** EXERCISE DIRECTIONS **
Rewrite the material from its first line through the line that contains "map-road-d202-b: D20.2 (206, 354, 228, 363)", replacing "Google" with "Mapbox" and leaving everything else the same.

Region and label listings

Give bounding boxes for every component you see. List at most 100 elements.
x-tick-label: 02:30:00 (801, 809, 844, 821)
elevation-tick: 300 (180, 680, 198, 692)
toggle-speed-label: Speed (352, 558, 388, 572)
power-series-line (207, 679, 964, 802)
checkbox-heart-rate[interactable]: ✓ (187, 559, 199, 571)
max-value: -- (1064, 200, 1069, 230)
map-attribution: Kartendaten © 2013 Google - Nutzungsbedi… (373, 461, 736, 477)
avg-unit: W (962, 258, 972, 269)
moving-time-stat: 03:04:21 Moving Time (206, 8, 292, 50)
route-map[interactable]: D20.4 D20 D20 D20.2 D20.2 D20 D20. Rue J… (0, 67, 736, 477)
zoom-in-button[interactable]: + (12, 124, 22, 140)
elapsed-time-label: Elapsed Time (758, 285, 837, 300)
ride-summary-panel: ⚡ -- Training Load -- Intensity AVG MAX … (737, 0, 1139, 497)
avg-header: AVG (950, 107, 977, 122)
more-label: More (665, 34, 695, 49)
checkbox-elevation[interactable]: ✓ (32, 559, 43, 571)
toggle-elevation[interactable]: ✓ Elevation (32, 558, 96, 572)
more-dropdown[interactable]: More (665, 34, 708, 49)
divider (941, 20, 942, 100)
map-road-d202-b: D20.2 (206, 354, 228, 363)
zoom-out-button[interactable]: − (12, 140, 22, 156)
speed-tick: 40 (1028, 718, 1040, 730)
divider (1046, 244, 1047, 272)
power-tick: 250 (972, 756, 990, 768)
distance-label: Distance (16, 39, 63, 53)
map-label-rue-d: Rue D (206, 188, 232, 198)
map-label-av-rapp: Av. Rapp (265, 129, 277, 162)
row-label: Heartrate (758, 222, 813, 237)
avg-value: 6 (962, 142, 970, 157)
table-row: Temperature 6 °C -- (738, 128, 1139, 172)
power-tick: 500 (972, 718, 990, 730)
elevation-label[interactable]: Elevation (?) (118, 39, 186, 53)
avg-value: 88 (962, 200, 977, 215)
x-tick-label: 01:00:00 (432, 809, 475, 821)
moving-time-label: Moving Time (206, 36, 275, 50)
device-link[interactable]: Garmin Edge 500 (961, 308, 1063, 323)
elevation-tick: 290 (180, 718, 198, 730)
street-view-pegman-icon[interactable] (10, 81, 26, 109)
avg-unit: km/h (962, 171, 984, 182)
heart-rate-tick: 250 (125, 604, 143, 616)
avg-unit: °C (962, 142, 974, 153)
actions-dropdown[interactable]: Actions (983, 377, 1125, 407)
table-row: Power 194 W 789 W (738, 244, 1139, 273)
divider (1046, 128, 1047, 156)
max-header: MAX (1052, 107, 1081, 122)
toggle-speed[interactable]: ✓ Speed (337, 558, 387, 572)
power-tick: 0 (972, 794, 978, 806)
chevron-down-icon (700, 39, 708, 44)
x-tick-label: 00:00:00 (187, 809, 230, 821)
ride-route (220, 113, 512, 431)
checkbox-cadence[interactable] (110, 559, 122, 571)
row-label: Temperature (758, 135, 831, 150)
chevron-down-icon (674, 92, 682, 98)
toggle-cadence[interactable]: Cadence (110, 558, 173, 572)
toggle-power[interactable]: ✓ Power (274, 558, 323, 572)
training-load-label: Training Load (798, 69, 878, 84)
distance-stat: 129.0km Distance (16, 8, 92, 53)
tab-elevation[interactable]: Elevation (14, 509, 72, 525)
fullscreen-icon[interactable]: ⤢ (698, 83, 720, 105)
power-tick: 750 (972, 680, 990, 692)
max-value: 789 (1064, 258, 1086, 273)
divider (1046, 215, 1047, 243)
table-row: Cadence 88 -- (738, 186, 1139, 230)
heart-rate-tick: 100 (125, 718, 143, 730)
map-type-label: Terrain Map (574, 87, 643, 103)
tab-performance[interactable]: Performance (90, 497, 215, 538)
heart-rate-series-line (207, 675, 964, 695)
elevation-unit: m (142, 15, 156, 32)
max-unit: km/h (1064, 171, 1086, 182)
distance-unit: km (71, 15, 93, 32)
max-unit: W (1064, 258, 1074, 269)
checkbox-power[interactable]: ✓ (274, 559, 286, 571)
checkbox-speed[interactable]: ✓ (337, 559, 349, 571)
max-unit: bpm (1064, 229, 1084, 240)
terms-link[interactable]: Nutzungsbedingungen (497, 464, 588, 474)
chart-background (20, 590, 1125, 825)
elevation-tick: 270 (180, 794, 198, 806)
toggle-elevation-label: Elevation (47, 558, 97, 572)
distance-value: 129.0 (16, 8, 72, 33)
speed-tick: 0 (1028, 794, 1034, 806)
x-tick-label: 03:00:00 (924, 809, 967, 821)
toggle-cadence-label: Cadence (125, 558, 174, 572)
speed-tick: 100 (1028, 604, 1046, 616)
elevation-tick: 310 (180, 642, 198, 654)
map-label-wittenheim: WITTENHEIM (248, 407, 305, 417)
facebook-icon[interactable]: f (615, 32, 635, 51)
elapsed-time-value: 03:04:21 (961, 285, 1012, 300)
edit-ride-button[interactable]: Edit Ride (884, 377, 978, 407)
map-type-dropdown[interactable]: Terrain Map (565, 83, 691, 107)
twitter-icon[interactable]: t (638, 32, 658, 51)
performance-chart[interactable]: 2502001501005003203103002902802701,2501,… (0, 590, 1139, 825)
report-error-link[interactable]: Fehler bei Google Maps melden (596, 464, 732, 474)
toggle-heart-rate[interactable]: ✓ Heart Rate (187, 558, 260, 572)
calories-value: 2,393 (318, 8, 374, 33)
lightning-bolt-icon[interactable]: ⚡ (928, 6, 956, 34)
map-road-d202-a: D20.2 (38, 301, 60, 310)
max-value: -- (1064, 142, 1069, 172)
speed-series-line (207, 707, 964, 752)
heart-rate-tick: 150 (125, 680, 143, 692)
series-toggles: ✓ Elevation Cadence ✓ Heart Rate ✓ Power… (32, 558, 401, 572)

** EXERCISE RESULT **
Give bounding boxes for every component you see. List at most 100 elements.
x-tick-label: 02:30:00 (801, 809, 844, 821)
elevation-tick: 300 (180, 680, 198, 692)
toggle-speed-label: Speed (352, 558, 388, 572)
power-series-line (207, 679, 964, 802)
checkbox-heart-rate[interactable]: ✓ (187, 559, 199, 571)
max-value: -- (1064, 200, 1069, 230)
map-attribution: Kartendaten © 2013 Mapbox - Nutzungsbedi… (373, 461, 736, 477)
avg-unit: W (962, 258, 972, 269)
moving-time-stat: 03:04:21 Moving Time (206, 8, 292, 50)
route-map[interactable]: D20.4 D20 D20 D20.2 D20.2 D20 D20. Rue J… (0, 67, 736, 477)
zoom-in-button[interactable]: + (12, 124, 22, 140)
elapsed-time-label: Elapsed Time (758, 285, 837, 300)
ride-summary-panel: ⚡ -- Training Load -- Intensity AVG MAX … (737, 0, 1139, 497)
avg-header: AVG (950, 107, 977, 122)
more-label: More (665, 34, 695, 49)
checkbox-elevation[interactable]: ✓ (32, 559, 43, 571)
toggle-elevation[interactable]: ✓ Elevation (32, 558, 96, 572)
more-dropdown[interactable]: More (665, 34, 708, 49)
divider (941, 20, 942, 100)
map-road-d202-b: D20.2 (206, 354, 228, 363)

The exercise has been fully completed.